>> Start
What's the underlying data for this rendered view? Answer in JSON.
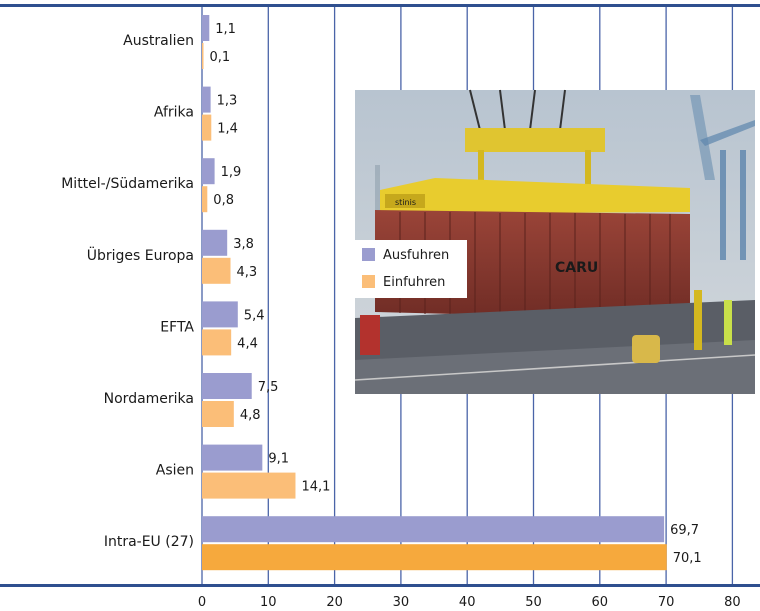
{
  "chart_data": {
    "type": "bar",
    "orientation": "horizontal",
    "categories": [
      "Australien",
      "Afrika",
      "Mittel-/Südamerika",
      "Übriges Europa",
      "EFTA",
      "Nordamerika",
      "Asien",
      "Intra-EU (27)"
    ],
    "series": [
      {
        "name": "Ausfuhren",
        "color": "#9a9ccf",
        "values": [
          1.1,
          1.3,
          1.9,
          3.8,
          5.4,
          7.5,
          9.1,
          69.7
        ],
        "labels": [
          "1,1",
          "1,3",
          "1,9",
          "3,8",
          "5,4",
          "7,5",
          "9,1",
          "69,7"
        ]
      },
      {
        "name": "Einfuhren",
        "color": "#fbbe78",
        "highlight_color": "#f6a93d",
        "values": [
          0.1,
          1.4,
          0.8,
          4.3,
          4.4,
          4.8,
          14.1,
          70.1
        ],
        "labels": [
          "0,1",
          "1,4",
          "0,8",
          "4,3",
          "4,4",
          "4,8",
          "14,1",
          "70,1"
        ]
      }
    ],
    "xlim": [
      0,
      80
    ],
    "xticks": [
      "0",
      "10",
      "20",
      "30",
      "40",
      "50",
      "60",
      "70",
      "80"
    ],
    "grid": true,
    "grid_color": "#4a64a8",
    "axis_color": "#2f4f8f",
    "legend_position": "inside-photo-left",
    "title": "",
    "xlabel": "",
    "ylabel": ""
  },
  "photo": {
    "description_icon": "container-crane-photo",
    "container_lettering": "CARU",
    "spreader_lettering": "stinis"
  }
}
>> End
WRITTEN TASK.
Pictures are not part of the copy; output everything else in the records exactly.

FULL ANSWER.
What's the underlying data for this rendered view? Answer in JSON.
{
  "chart_data": {
    "type": "bar",
    "orientation": "horizontal",
    "categories": [
      "Australien",
      "Afrika",
      "Mittel-/Südamerika",
      "Übriges Europa",
      "EFTA",
      "Nordamerika",
      "Asien",
      "Intra-EU (27)"
    ],
    "series": [
      {
        "name": "Ausfuhren",
        "color": "#9a9ccf",
        "values": [
          1.1,
          1.3,
          1.9,
          3.8,
          5.4,
          7.5,
          9.1,
          69.7
        ],
        "labels": [
          "1,1",
          "1,3",
          "1,9",
          "3,8",
          "5,4",
          "7,5",
          "9,1",
          "69,7"
        ]
      },
      {
        "name": "Einfuhren",
        "color": "#fbbe78",
        "highlight_color": "#f6a93d",
        "values": [
          0.1,
          1.4,
          0.8,
          4.3,
          4.4,
          4.8,
          14.1,
          70.1
        ],
        "labels": [
          "0,1",
          "1,4",
          "0,8",
          "4,3",
          "4,4",
          "4,8",
          "14,1",
          "70,1"
        ]
      }
    ],
    "xlim": [
      0,
      80
    ],
    "xticks": [
      "0",
      "10",
      "20",
      "30",
      "40",
      "50",
      "60",
      "70",
      "80"
    ],
    "grid": true,
    "grid_color": "#4a64a8",
    "axis_color": "#2f4f8f",
    "legend_position": "inside-photo-left",
    "title": "",
    "xlabel": "",
    "ylabel": ""
  },
  "photo": {
    "description_icon": "container-crane-photo",
    "container_lettering": "CARU",
    "spreader_lettering": "stinis"
  }
}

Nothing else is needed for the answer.